» WHAT YOU ARE ASKED TO DO
Gather each line of the entries below that includes "text".

» EXCERPTED DATA
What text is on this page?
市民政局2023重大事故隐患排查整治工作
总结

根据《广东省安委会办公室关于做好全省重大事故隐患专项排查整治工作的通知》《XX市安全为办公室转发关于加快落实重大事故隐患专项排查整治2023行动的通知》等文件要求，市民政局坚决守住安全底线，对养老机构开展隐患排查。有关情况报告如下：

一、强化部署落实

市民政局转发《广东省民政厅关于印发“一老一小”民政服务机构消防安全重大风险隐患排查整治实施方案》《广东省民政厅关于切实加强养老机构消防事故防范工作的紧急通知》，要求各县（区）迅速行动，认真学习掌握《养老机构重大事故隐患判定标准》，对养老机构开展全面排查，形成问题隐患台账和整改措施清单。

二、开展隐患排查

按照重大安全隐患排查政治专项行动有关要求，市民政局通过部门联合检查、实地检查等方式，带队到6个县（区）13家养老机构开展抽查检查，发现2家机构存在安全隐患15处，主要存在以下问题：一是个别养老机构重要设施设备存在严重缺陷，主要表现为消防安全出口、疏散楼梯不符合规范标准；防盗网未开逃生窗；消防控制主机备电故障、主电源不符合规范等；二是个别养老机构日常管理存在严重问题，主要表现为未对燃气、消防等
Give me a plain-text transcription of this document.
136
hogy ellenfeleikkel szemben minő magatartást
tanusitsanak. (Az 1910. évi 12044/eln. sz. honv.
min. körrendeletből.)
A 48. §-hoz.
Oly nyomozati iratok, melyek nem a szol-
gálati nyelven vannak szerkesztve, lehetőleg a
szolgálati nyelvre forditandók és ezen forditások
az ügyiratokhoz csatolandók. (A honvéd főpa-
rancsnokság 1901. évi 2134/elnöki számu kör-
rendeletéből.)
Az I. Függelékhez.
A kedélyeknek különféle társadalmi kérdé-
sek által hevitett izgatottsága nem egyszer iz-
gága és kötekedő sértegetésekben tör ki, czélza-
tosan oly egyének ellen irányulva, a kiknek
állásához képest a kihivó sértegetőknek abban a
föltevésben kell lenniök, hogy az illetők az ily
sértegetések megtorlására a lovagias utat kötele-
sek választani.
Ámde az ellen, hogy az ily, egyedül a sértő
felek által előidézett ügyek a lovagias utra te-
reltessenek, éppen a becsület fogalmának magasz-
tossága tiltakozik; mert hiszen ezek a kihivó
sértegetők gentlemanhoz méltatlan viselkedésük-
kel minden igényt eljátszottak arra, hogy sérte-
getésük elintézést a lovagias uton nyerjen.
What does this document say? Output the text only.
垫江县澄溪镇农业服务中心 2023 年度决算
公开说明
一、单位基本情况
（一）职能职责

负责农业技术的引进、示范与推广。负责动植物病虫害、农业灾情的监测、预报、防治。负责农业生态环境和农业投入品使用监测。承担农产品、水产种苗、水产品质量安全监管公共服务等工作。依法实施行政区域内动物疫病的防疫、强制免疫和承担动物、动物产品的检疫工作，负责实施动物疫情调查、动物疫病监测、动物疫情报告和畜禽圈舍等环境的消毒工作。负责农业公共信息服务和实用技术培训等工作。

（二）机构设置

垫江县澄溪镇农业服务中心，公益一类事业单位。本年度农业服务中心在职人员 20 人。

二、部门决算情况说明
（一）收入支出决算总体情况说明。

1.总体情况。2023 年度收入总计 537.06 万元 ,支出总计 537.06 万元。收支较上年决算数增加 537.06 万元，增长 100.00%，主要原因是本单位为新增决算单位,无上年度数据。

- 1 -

» COMPLETED EXERCISE
What text is on this page?
Give me a plain-text transcription of this document.
What does this document say? Output the text only.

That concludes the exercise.